#### [PROBLEM TO SOLVE]
Write the material out again in full, exactly.

#### [RECORD LIST]
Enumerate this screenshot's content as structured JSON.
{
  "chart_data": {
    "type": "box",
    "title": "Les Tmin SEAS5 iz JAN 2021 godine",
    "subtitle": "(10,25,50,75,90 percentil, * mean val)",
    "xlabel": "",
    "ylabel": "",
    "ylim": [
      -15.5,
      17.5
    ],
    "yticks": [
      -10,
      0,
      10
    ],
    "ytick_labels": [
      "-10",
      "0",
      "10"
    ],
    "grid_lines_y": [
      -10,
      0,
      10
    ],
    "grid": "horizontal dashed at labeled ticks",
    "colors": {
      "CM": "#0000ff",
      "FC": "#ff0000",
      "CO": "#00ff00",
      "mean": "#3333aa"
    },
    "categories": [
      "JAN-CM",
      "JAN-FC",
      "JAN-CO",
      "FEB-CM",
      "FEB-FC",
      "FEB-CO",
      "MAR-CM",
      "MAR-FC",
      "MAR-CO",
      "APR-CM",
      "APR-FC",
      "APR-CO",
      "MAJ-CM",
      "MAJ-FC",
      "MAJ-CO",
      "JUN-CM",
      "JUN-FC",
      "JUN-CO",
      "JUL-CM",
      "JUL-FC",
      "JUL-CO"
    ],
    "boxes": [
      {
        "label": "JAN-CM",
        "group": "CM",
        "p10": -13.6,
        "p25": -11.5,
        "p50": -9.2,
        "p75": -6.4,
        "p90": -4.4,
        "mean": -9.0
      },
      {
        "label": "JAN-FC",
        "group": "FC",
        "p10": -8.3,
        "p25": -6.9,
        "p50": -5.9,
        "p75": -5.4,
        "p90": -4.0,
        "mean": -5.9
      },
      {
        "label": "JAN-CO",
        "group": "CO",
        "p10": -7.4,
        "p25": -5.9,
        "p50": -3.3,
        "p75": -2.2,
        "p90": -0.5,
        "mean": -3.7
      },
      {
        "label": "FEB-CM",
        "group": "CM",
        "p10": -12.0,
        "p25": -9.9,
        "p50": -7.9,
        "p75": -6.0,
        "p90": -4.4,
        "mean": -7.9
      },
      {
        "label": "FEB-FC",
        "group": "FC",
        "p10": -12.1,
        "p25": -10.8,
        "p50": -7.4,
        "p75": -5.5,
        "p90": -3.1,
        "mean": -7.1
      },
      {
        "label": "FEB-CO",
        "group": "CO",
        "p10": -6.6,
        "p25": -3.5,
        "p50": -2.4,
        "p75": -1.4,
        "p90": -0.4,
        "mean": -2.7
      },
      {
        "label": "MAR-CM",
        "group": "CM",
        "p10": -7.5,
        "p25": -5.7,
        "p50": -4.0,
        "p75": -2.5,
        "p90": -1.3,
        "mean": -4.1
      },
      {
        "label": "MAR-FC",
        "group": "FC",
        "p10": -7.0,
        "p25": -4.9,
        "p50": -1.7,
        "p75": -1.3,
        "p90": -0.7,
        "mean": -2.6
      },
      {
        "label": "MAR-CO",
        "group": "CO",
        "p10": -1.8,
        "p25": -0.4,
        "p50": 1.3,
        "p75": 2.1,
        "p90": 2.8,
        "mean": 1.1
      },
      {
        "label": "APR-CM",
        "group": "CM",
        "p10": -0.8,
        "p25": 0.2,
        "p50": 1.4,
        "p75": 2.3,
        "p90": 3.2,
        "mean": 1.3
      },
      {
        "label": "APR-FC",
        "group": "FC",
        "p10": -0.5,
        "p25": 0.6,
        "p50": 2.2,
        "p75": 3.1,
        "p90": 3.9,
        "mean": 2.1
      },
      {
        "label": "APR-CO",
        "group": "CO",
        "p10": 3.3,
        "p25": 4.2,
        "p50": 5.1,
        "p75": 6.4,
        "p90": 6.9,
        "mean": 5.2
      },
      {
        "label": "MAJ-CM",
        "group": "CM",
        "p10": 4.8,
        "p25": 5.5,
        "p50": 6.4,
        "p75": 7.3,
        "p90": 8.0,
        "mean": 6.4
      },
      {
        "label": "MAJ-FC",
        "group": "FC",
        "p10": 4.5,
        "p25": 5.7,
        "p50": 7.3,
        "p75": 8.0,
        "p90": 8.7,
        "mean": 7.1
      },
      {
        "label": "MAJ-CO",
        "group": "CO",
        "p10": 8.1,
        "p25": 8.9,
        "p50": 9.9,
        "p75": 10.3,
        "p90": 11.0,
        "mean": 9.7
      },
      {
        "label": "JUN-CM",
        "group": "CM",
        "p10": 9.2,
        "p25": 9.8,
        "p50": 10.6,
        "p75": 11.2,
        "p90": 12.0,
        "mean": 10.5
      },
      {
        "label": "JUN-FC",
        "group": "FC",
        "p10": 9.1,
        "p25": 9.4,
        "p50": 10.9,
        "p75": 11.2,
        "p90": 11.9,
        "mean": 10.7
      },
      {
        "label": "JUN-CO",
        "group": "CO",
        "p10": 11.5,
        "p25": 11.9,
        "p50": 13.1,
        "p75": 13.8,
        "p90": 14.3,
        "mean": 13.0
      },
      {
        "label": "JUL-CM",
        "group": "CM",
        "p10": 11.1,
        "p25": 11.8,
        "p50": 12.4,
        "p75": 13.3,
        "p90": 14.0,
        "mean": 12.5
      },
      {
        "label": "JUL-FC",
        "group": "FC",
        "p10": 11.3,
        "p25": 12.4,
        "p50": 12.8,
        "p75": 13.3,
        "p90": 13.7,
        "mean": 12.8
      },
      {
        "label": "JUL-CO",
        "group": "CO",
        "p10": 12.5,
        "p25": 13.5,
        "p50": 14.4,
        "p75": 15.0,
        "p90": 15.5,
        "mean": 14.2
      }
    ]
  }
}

#### [WRITTEN SOLUTION]
Enumerate this screenshot's content as structured JSON.
{
  "chart_data": {
    "type": "box",
    "title": "Les Tmin SEAS5 iz JAN 2021 godine",
    "subtitle": "(10,25,50,75,90 percentil, * mean val)",
    "xlabel": "",
    "ylabel": "",
    "ylim": [
      -15.5,
      17.5
    ],
    "yticks": [
      -10,
      0,
      10
    ],
    "ytick_labels": [
      "-10",
      "0",
      "10"
    ],
    "grid_lines_y": [
      -10,
      0,
      10
    ],
    "grid": "horizontal dashed at labeled ticks",
    "colors": {
      "CM": "#0000ff",
      "FC": "#ff0000",
      "CO": "#00ff00",
      "mean": "#3333aa"
    },
    "categories": [
      "JAN-CM",
      "JAN-FC",
      "JAN-CO",
      "FEB-CM",
      "FEB-FC",
      "FEB-CO",
      "MAR-CM",
      "MAR-FC",
      "MAR-CO",
      "APR-CM",
      "APR-FC",
      "APR-CO",
      "MAJ-CM",
      "MAJ-FC",
      "MAJ-CO",
      "JUN-CM",
      "JUN-FC",
      "JUN-CO",
      "JUL-CM",
      "JUL-FC",
      "JUL-CO"
    ],
    "boxes": [
      {
        "label": "JAN-CM",
        "group": "CM",
        "p10": -13.6,
        "p25": -11.5,
        "p50": -9.2,
        "p75": -6.4,
        "p90": -4.4,
        "mean": -9.0
      },
      {
        "label": "JAN-FC",
        "group": "FC",
        "p10": -8.3,
        "p25": -6.9,
        "p50": -5.9,
        "p75": -5.4,
        "p90": -4.0,
        "mean": -5.9
      },
      {
        "label": "JAN-CO",
        "group": "CO",
        "p10": -7.4,
        "p25": -5.9,
        "p50": -3.3,
        "p75": -2.2,
        "p90": -0.5,
        "mean": -3.7
      },
      {
        "label": "FEB-CM",
        "group": "CM",
        "p10": -12.0,
        "p25": -9.9,
        "p50": -7.9,
        "p75": -6.0,
        "p90": -4.4,
        "mean": -7.9
      },
      {
        "label": "FEB-FC",
        "group": "FC",
        "p10": -12.1,
        "p25": -10.8,
        "p50": -7.4,
        "p75": -5.5,
        "p90": -3.1,
        "mean": -7.1
      },
      {
        "label": "FEB-CO",
        "group": "CO",
        "p10": -6.6,
        "p25": -3.5,
        "p50": -2.4,
        "p75": -1.4,
        "p90": -0.4,
        "mean": -2.7
      },
      {
        "label": "MAR-CM",
        "group": "CM",
        "p10": -7.5,
        "p25": -5.7,
        "p50": -4.0,
        "p75": -2.5,
        "p90": -1.3,
        "mean": -4.1
      },
      {
        "label": "MAR-FC",
        "group": "FC",
        "p10": -7.0,
        "p25": -4.9,
        "p50": -1.7,
        "p75": -1.3,
        "p90": -0.7,
        "mean": -2.6
      },
      {
        "label": "MAR-CO",
        "group": "CO",
        "p10": -1.8,
        "p25": -0.4,
        "p50": 1.3,
        "p75": 2.1,
        "p90": 2.8,
        "mean": 1.1
      },
      {
        "label": "APR-CM",
        "group": "CM",
        "p10": -0.8,
        "p25": 0.2,
        "p50": 1.4,
        "p75": 2.3,
        "p90": 3.2,
        "mean": 1.3
      },
      {
        "label": "APR-FC",
        "group": "FC",
        "p10": -0.5,
        "p25": 0.6,
        "p50": 2.2,
        "p75": 3.1,
        "p90": 3.9,
        "mean": 2.1
      },
      {
        "label": "APR-CO",
        "group": "CO",
        "p10": 3.3,
        "p25": 4.2,
        "p50": 5.1,
        "p75": 6.4,
        "p90": 6.9,
        "mean": 5.2
      },
      {
        "label": "MAJ-CM",
        "group": "CM",
        "p10": 4.8,
        "p25": 5.5,
        "p50": 6.4,
        "p75": 7.3,
        "p90": 8.0,
        "mean": 6.4
      },
      {
        "label": "MAJ-FC",
        "group": "FC",
        "p10": 4.5,
        "p25": 5.7,
        "p50": 7.3,
        "p75": 8.0,
        "p90": 8.7,
        "mean": 7.1
      },
      {
        "label": "MAJ-CO",
        "group": "CO",
        "p10": 8.1,
        "p25": 8.9,
        "p50": 9.9,
        "p75": 10.3,
        "p90": 11.0,
        "mean": 9.7
      },
      {
        "label": "JUN-CM",
        "group": "CM",
        "p10": 9.2,
        "p25": 9.8,
        "p50": 10.6,
        "p75": 11.2,
        "p90": 12.0,
        "mean": 10.5
      },
      {
        "label": "JUN-FC",
        "group": "FC",
        "p10": 9.1,
        "p25": 9.4,
        "p50": 10.9,
        "p75": 11.2,
        "p90": 11.9,
        "mean": 10.7
      },
      {
        "label": "JUN-CO",
        "group": "CO",
        "p10": 11.5,
        "p25": 11.9,
        "p50": 13.1,
        "p75": 13.8,
        "p90": 14.3,
        "mean": 13.0
      },
      {
        "label": "JUL-CM",
        "group": "CM",
        "p10": 11.1,
        "p25": 11.8,
        "p50": 12.4,
        "p75": 13.3,
        "p90": 14.0,
        "mean": 12.5
      },
      {
        "label": "JUL-FC",
        "group": "FC",
        "p10": 11.3,
        "p25": 12.4,
        "p50": 12.8,
        "p75": 13.3,
        "p90": 13.7,
        "mean": 12.8
      },
      {
        "label": "JUL-CO",
        "group": "CO",
        "p10": 12.5,
        "p25": 13.5,
        "p50": 14.4,
        "p75": 15.0,
        "p90": 15.5,
        "mean": 14.2
      }
    ]
  }
}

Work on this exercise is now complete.